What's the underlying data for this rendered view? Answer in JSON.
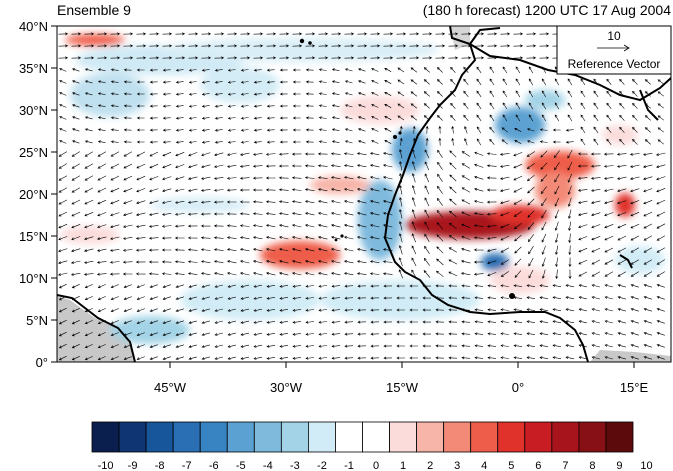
{
  "title_left": "Ensemble 9",
  "title_right": "(180 h forecast) 1200 UTC 17 Aug 2004",
  "lat_labels": [
    "40°N",
    "35°N",
    "30°N",
    "25°N",
    "20°N",
    "15°N",
    "10°N",
    "5°N",
    "0°"
  ],
  "lon_labels": [
    "45°W",
    "30°W",
    "15°W",
    "0°",
    "15°E"
  ],
  "reference_vector": {
    "magnitude": "10",
    "label": "Reference Vector"
  },
  "colorbar": {
    "labels": [
      "-10",
      "-9",
      "-8",
      "-7",
      "-6",
      "-5",
      "-4",
      "-3",
      "-2",
      "-1",
      "0",
      "1",
      "2",
      "3",
      "4",
      "5",
      "6",
      "7",
      "8",
      "9",
      "10"
    ],
    "colors": [
      "#0a1f4d",
      "#0f3572",
      "#17569a",
      "#2a6fb3",
      "#3884c2",
      "#5ba1d1",
      "#7fbadd",
      "#a3d3e6",
      "#d1ecf6",
      "#ffffff",
      "#ffffff",
      "#fbdcdb",
      "#f7b4a8",
      "#f38a77",
      "#ee5d4a",
      "#e0312b",
      "#c71d23",
      "#a8141b",
      "#861015",
      "#5c0a0b"
    ]
  },
  "colors": {
    "coast": "#000000",
    "land_gray": "#c8c8c8",
    "arrow": "#000000"
  }
}
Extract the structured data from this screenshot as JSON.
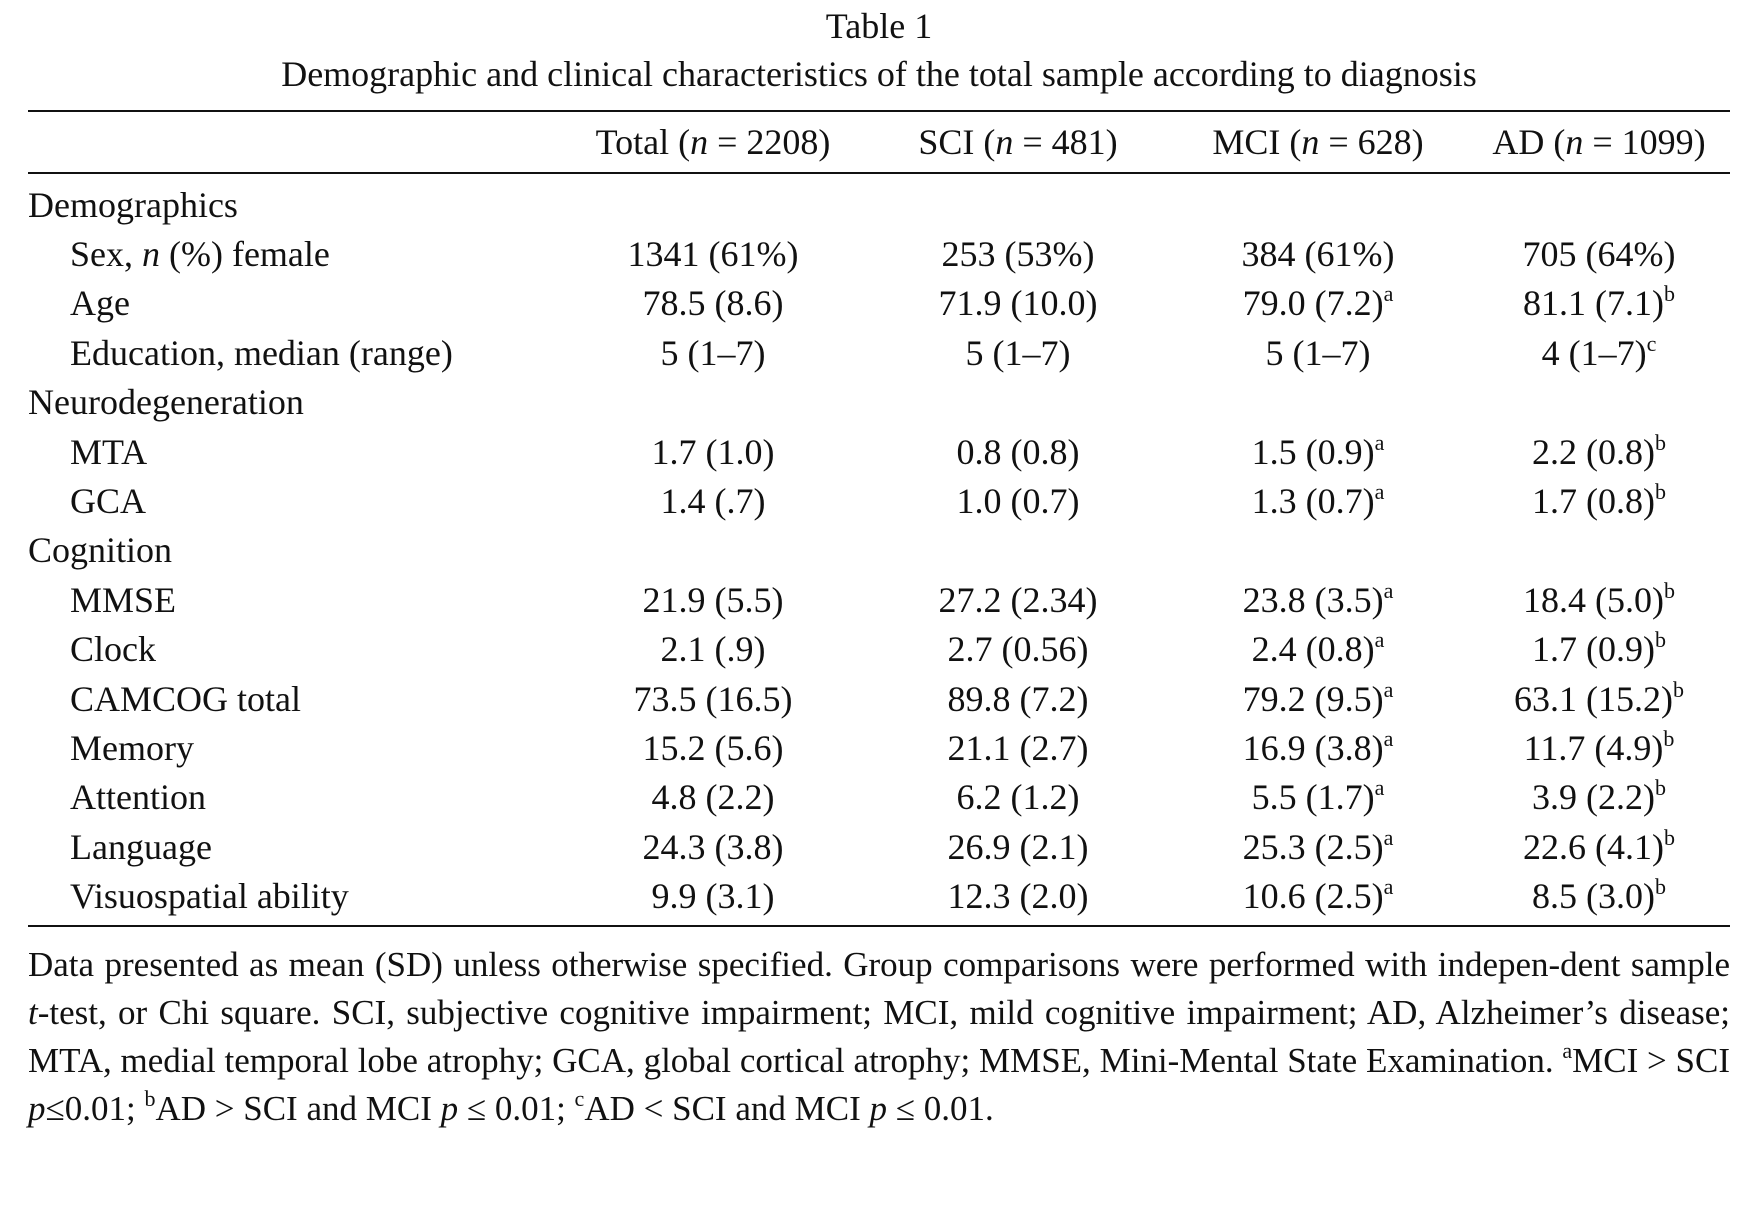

* _What you need to do_:
The records above need to be given again exactly. Omit the pictures.

* _Completed exercise_:
What's the underlying data for this rendered view? Answer in JSON.
{
  "title_left": "Ensemble 9",
  "title_right": "(180 h forecast) 1200 UTC 17 Aug 2004",
  "lat_labels": [
    "40°N",
    "35°N",
    "30°N",
    "25°N",
    "20°N",
    "15°N",
    "10°N",
    "5°N",
    "0°"
  ],
  "lon_labels": [
    "45°W",
    "30°W",
    "15°W",
    "0°",
    "15°E"
  ],
  "reference_vector": {
    "magnitude": "10",
    "label": "Reference Vector"
  },
  "colorbar": {
    "labels": [
      "-10",
      "-9",
      "-8",
      "-7",
      "-6",
      "-5",
      "-4",
      "-3",
      "-2",
      "-1",
      "0",
      "1",
      "2",
      "3",
      "4",
      "5",
      "6",
      "7",
      "8",
      "9",
      "10"
    ],
    "colors": [
      "#0a1f4d",
      "#0f3572",
      "#17569a",
      "#2a6fb3",
      "#3884c2",
      "#5ba1d1",
      "#7fbadd",
      "#a3d3e6",
      "#d1ecf6",
      "#ffffff",
      "#ffffff",
      "#fbdcdb",
      "#f7b4a8",
      "#f38a77",
      "#ee5d4a",
      "#e0312b",
      "#c71d23",
      "#a8141b",
      "#861015",
      "#5c0a0b"
    ]
  },
  "colors": {
    "coast": "#000000",
    "land_gray": "#c8c8c8",
    "arrow": "#000000"
  }
}
Extract the structured data from this screenshot as JSON.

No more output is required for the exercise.